Work instructions -
With the pictures left out, copy the listing below exactly.
#### Dataset ####
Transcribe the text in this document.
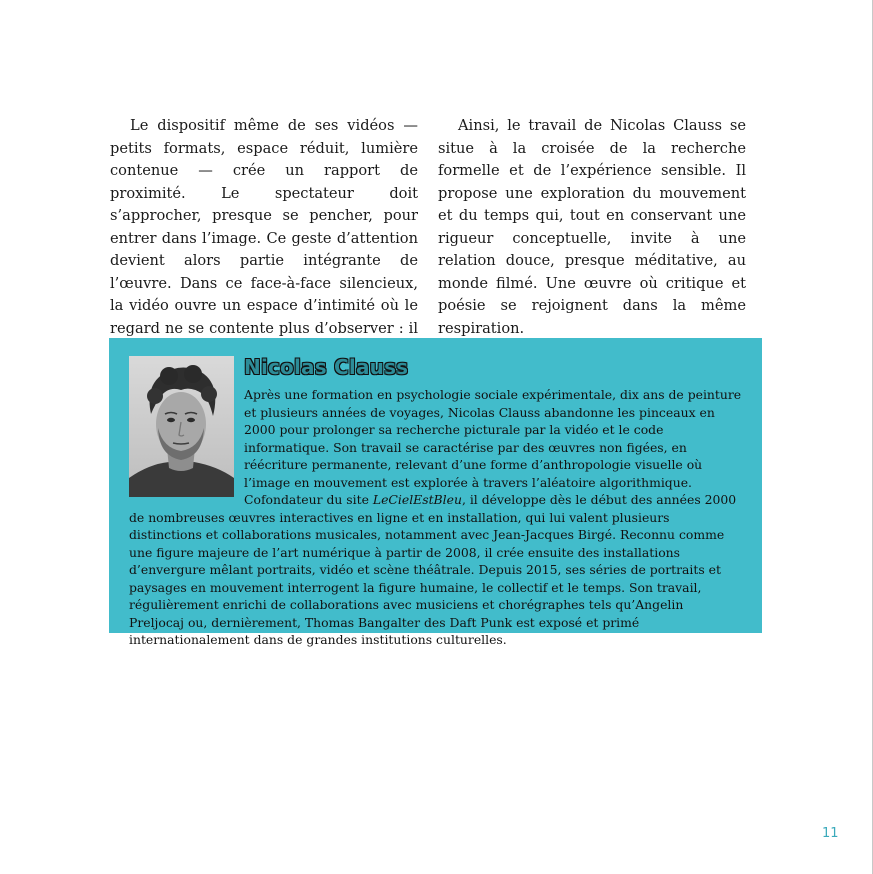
Le dispositif même de ses vidéos — petits formats, espace réduit, lumière contenue — crée un rapport de proximité. Le spectateur doit s’approcher, presque se pencher, pour entrer dans l’image. Ce geste d’attention devient alors partie intégrante de l’œuvre. Dans ce face-à-face silencieux, la vidéo ouvre un espace d’intimité où le regard ne se contente plus d’observer : il

Ainsi, le travail de Nicolas Clauss se situe à la croisée de la recherche formelle et de l’expérience sensible. Il propose une exploration du mouvement et du temps qui, tout en conservant une rigueur conceptuelle, invite à une relation douce, presque méditative, au monde filmé. Une œuvre où critique et poésie se rejoignent dans la même respiration.

Nicolas Clauss

Après une formation en psychologie sociale expérimentale, dix ans de peinture et plusieurs années de voyages, Nicolas Clauss abandonne les pinceaux en 2000 pour prolonger sa recherche picturale par la vidéo et le code informatique. Son travail se caractérise par des œuvres non figées, en réécriture permanente, relevant d’une forme d’anthropologie visuelle où l’image en mouvement est explorée à travers l’aléatoire algorithmique. Cofondateur du site LeCielEstBleu, il développe dès le début des années 2000 de nombreuses œuvres interactives en ligne et en installation, qui lui valent plusieurs distinctions et collaborations musicales, notamment avec Jean-Jacques Birgé. Reconnu comme une figure majeure de l’art numérique à partir de 2008, il crée ensuite des installations d’envergure mêlant portraits, vidéo et scène théâtrale. Depuis 2015, ses séries de portraits et paysages en mouvement interrogent la figure humaine, le collectif et le temps. Son travail, régulièrement enrichi de collaborations avec musiciens et chorégraphes tels qu’Angelin Preljocaj ou, dernièrement, Thomas Bangalter des Daft Punk est exposé et primé internationalement dans de grandes institutions culturelles.

11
####
Exercise answer -
Transcribe the text in this document.
Le dispositif même de ses vidéos — petits formats, espace réduit, lumière contenue — crée un rapport de proximité. Le spectateur doit s’approcher, presque se pencher, pour entrer dans l’image. Ce geste d’attention devient alors partie intégrante de l’œuvre. Dans ce face-à-face silencieux, la vidéo ouvre un espace d’intimité où le regard ne se contente plus d’observer : il

Ainsi, le travail de Nicolas Clauss se situe à la croisée de la recherche formelle et de l’expérience sensible. Il propose une exploration du mouvement et du temps qui, tout en conservant une rigueur conceptuelle, invite à une relation douce, presque méditative, au monde filmé. Une œuvre où critique et poésie se rejoignent dans la même respiration.

Nicolas Clauss

Après une formation en psychologie sociale expérimentale, dix ans de peinture et plusieurs années de voyages, Nicolas Clauss abandonne les pinceaux en 2000 pour prolonger sa recherche picturale par la vidéo et le code informatique. Son travail se caractérise par des œuvres non figées, en réécriture permanente, relevant d’une forme d’anthropologie visuelle où l’image en mouvement est explorée à travers l’aléatoire algorithmique. Cofondateur du site LeCielEstBleu, il développe dès le début des années 2000 de nombreuses œuvres interactives en ligne et en installation, qui lui valent plusieurs distinctions et collaborations musicales, notamment avec Jean-Jacques Birgé. Reconnu comme une figure majeure de l’art numérique à partir de 2008, il crée ensuite des installations d’envergure mêlant portraits, vidéo et scène théâtrale. Depuis 2015, ses séries de portraits et paysages en mouvement interrogent la figure humaine, le collectif et le temps. Son travail, régulièrement enrichi de collaborations avec musiciens et chorégraphes tels qu’Angelin Preljocaj ou, dernièrement, Thomas Bangalter des Daft Punk est exposé et primé internationalement dans de grandes institutions culturelles.

11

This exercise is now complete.